==== Material

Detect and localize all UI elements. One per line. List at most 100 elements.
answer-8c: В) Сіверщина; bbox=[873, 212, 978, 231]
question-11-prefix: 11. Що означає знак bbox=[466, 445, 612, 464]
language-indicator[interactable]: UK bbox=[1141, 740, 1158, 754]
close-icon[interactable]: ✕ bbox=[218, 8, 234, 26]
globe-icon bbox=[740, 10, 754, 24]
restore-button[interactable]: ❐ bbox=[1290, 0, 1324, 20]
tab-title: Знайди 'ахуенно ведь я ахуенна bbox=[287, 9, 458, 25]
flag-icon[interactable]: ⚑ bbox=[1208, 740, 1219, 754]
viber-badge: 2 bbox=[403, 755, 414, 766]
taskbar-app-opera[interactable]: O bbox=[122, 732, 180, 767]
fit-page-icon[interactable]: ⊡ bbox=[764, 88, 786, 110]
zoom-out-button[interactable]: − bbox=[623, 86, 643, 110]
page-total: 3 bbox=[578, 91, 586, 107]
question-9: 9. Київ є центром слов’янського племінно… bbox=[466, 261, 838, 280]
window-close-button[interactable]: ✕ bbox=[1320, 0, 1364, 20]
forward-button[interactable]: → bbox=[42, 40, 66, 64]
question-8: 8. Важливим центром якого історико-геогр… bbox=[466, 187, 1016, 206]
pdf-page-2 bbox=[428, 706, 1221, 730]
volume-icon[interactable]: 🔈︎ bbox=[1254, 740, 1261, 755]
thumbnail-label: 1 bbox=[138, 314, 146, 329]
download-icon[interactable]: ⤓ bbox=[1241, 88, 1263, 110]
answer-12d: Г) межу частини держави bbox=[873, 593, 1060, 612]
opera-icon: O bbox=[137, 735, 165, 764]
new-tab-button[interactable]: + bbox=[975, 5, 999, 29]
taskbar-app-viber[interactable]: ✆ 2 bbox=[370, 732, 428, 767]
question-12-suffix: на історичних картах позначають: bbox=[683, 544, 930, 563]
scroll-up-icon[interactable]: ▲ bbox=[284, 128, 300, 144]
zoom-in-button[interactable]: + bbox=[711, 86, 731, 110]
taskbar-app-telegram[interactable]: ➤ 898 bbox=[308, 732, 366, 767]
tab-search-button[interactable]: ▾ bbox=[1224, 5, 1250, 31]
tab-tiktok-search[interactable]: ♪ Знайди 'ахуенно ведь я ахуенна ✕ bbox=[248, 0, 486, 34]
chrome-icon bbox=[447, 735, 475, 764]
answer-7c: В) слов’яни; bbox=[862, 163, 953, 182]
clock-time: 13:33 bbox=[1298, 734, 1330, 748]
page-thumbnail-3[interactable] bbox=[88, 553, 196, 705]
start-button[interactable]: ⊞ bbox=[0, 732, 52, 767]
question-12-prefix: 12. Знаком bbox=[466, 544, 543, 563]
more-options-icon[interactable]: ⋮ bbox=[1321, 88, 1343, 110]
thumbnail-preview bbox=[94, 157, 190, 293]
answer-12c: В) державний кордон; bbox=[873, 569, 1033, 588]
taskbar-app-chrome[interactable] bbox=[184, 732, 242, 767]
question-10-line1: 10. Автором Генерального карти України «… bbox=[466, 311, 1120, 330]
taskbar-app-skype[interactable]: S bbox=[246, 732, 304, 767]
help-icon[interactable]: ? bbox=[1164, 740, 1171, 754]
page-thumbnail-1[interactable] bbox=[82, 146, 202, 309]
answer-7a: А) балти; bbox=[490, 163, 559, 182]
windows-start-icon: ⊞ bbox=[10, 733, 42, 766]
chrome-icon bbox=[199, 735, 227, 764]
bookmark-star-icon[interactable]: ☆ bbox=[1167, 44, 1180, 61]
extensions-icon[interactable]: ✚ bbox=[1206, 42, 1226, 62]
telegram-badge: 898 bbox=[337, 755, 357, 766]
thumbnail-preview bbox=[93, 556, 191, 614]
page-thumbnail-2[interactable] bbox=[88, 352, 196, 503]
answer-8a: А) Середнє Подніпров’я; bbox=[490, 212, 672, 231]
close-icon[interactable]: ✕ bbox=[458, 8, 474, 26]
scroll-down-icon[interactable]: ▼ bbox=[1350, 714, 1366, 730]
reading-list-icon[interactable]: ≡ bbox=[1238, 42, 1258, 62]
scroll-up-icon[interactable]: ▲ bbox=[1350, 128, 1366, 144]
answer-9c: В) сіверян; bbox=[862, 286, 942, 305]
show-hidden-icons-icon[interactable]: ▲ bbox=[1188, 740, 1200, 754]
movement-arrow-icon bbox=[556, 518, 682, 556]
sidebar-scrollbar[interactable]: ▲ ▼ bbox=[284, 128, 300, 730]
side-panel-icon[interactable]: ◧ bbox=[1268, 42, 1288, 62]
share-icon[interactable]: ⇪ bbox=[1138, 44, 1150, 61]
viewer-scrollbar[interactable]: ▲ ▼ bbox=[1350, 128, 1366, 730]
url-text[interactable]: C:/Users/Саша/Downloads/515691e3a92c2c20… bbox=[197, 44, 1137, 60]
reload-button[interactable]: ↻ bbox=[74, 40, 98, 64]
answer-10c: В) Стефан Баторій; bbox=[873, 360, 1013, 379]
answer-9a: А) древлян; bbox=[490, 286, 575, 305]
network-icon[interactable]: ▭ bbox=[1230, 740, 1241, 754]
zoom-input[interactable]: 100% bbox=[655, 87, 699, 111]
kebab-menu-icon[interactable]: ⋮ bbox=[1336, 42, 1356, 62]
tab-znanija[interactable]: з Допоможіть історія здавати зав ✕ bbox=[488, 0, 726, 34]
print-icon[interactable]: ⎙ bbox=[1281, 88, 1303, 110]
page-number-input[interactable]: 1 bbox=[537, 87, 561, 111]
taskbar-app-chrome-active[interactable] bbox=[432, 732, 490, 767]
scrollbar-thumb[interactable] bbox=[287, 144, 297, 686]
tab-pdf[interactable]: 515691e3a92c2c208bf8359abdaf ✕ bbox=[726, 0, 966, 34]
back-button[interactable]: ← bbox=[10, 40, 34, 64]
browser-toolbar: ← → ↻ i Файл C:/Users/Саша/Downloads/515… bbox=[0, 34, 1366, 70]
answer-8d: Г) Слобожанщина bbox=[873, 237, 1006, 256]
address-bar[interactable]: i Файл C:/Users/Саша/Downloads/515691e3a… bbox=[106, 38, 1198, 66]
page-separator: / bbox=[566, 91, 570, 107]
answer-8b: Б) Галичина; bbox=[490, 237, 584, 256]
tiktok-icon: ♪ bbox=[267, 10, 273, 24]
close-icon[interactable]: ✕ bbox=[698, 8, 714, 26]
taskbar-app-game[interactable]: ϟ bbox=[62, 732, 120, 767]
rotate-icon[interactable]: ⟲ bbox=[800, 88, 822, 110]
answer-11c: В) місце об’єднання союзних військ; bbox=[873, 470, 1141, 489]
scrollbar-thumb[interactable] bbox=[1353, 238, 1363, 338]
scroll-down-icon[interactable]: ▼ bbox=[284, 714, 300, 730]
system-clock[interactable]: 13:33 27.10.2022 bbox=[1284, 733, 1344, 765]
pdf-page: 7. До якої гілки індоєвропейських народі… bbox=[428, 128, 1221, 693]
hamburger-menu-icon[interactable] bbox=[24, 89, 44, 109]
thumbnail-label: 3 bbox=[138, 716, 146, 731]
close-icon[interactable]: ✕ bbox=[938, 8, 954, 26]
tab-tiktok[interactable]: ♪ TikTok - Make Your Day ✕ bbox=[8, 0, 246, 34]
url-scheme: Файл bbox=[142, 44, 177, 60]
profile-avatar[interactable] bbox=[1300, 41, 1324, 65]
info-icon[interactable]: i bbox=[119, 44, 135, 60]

========

## Instruction
Rewrite the data from its first line through the line containing "tab-title: Знайди 'ахуенно", and output only those lines. Change "restore-button" to "maximize-button" and keep everything else the same.

## Answer to the task
Detect and localize all UI elements. One per line. List at most 100 elements.
answer-8c: В) Сіверщина; bbox=[873, 212, 978, 231]
question-11-prefix: 11. Що означає знак bbox=[466, 445, 612, 464]
language-indicator[interactable]: UK bbox=[1141, 740, 1158, 754]
close-icon[interactable]: ✕ bbox=[218, 8, 234, 26]
globe-icon bbox=[740, 10, 754, 24]
maximize-button[interactable]: ❐ bbox=[1290, 0, 1324, 20]
tab-title: Знайди 'ахуенно ведь я ахуенна bbox=[287, 9, 458, 25]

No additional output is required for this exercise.